Spatial annotation listing

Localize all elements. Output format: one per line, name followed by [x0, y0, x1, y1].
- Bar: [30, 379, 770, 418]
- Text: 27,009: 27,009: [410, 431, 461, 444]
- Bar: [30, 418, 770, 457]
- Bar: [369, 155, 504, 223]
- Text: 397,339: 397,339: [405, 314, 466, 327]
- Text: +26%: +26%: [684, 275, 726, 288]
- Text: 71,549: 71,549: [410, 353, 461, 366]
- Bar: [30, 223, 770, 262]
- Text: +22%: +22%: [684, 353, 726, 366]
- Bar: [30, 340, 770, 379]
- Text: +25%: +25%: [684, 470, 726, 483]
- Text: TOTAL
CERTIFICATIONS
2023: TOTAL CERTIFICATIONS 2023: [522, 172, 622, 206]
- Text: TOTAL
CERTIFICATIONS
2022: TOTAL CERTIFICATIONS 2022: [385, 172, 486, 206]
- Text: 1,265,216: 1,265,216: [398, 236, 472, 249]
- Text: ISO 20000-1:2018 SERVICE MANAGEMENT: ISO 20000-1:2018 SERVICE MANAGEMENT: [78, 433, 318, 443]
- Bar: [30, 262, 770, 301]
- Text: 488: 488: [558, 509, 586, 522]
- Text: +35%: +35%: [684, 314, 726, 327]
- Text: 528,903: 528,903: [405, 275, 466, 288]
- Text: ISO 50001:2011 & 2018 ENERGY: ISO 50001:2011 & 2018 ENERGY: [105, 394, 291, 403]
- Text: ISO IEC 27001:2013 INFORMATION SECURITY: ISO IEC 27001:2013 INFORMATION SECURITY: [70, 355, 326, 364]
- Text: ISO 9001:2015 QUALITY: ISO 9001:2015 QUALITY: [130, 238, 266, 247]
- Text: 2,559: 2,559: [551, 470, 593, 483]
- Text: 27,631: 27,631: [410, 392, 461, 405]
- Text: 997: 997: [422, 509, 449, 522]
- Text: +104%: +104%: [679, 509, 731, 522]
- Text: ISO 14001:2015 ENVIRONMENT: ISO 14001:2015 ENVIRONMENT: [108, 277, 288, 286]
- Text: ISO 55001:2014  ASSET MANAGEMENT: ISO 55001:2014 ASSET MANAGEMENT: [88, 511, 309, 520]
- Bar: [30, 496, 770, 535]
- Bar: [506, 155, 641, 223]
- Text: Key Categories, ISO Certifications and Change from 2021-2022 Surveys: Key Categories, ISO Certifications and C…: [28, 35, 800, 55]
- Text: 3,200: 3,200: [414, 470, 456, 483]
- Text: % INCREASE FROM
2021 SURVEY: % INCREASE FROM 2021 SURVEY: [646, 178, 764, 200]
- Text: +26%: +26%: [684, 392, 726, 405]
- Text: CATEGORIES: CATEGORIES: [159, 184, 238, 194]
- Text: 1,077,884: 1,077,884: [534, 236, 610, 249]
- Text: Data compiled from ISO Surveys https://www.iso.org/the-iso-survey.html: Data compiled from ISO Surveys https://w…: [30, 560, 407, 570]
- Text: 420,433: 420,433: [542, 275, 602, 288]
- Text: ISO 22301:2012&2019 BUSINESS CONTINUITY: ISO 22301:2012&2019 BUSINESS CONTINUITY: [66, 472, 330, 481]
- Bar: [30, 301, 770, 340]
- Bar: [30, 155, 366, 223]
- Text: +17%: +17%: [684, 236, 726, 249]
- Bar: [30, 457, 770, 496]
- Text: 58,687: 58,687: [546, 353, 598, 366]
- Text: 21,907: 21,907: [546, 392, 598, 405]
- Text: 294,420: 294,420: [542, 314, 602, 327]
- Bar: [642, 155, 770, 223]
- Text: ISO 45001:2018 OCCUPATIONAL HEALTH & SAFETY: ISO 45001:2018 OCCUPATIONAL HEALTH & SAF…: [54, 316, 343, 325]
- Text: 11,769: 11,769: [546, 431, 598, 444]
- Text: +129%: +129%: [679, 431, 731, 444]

==

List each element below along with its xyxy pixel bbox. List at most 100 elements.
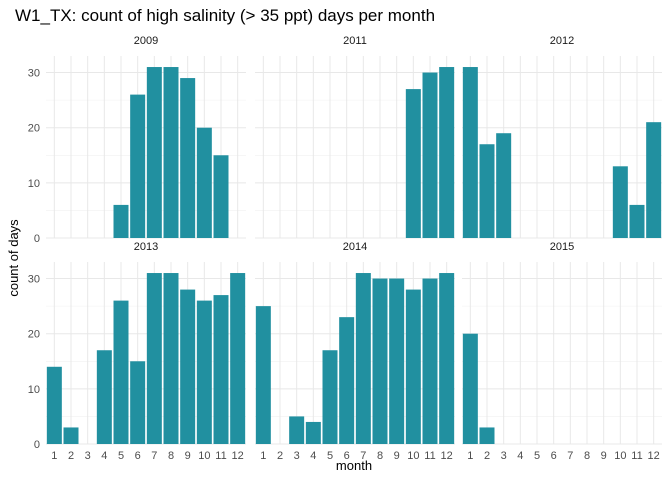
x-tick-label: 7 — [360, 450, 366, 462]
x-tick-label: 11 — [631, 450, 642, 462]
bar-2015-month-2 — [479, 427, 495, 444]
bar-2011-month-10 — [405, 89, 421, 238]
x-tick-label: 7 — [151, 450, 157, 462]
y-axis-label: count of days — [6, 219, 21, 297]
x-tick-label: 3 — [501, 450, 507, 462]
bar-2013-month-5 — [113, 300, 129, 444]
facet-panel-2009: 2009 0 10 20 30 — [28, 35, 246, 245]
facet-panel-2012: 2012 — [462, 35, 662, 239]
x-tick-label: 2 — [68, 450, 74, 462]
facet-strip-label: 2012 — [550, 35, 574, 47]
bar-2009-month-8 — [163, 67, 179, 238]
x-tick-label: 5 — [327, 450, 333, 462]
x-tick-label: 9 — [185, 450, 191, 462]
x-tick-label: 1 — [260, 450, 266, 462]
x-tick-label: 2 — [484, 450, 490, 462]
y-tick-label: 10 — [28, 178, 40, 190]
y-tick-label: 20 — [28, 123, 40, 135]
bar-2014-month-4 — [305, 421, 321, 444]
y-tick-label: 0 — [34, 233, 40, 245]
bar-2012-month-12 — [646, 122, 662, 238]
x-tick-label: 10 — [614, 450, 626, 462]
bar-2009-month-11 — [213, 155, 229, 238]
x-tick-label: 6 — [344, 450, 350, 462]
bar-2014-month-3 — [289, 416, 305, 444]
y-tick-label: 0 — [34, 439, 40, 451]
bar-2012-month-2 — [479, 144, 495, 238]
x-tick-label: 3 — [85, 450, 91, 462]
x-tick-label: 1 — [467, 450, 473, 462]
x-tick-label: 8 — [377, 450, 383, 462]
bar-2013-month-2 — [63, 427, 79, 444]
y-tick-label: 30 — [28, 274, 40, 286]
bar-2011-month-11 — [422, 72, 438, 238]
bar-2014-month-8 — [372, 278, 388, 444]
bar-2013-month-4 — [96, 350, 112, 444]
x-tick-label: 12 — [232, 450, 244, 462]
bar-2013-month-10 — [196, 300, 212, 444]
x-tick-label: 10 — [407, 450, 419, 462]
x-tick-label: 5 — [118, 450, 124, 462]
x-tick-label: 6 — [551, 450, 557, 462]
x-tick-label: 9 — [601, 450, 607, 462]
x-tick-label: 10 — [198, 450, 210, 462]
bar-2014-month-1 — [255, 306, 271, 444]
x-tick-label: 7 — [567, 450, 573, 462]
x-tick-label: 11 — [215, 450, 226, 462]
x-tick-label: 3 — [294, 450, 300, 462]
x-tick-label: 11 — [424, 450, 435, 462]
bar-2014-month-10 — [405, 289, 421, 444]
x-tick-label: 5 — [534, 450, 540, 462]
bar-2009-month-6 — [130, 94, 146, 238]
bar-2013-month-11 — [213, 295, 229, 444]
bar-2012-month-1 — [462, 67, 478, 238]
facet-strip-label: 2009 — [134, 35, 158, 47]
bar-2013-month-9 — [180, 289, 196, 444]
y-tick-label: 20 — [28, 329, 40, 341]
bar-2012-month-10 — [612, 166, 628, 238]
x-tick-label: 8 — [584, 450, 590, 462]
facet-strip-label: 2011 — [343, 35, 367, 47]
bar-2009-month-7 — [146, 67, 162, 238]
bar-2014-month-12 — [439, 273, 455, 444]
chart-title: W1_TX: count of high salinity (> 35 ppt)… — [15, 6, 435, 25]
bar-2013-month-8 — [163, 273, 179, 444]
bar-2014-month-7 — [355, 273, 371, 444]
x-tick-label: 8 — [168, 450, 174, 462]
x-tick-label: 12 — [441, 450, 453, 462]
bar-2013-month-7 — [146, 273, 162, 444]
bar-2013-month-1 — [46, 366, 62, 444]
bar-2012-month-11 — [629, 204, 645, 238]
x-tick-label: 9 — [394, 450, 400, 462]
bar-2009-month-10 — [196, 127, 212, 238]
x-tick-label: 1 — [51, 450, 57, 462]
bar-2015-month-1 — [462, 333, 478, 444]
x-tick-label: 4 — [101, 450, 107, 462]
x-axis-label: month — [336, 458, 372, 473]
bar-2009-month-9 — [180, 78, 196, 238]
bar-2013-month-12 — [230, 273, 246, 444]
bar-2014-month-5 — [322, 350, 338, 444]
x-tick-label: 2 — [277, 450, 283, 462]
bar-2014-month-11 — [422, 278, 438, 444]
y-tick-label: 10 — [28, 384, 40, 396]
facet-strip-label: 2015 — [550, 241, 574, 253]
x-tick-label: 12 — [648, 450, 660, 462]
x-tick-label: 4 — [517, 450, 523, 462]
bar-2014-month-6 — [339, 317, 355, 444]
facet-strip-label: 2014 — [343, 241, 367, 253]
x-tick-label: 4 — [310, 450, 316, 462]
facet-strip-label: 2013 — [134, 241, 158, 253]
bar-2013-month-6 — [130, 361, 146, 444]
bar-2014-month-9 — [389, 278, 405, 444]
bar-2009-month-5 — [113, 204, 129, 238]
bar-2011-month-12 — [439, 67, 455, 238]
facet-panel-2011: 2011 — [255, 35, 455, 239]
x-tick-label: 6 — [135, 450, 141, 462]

Short problem » Copy the listing lines verbatim, beginning at the line that contains "Localize all elements." and stopping after the line that contains "- Bar: [30, 262, 770, 301]". Include both of those lines and nothing else.

Result of this exercise »
Localize all elements. Output format: one per line, name followed by [x0, y0, x1, y1].
- Bar: [30, 379, 770, 418]
- Text: 27,009: 27,009: [410, 431, 461, 444]
- Bar: [30, 418, 770, 457]
- Bar: [369, 155, 504, 223]
- Text: 397,339: 397,339: [405, 314, 466, 327]
- Text: +26%: +26%: [684, 275, 726, 288]
- Text: 71,549: 71,549: [410, 353, 461, 366]
- Bar: [30, 223, 770, 262]
- Text: +22%: +22%: [684, 353, 726, 366]
- Bar: [30, 340, 770, 379]
- Text: +25%: +25%: [684, 470, 726, 483]
- Text: TOTAL
CERTIFICATIONS
2023: TOTAL CERTIFICATIONS 2023: [522, 172, 622, 206]
- Text: TOTAL
CERTIFICATIONS
2022: TOTAL CERTIFICATIONS 2022: [385, 172, 486, 206]
- Text: 1,265,216: 1,265,216: [398, 236, 472, 249]
- Text: ISO 20000-1:2018 SERVICE MANAGEMENT: ISO 20000-1:2018 SERVICE MANAGEMENT: [78, 433, 318, 443]
- Bar: [30, 262, 770, 301]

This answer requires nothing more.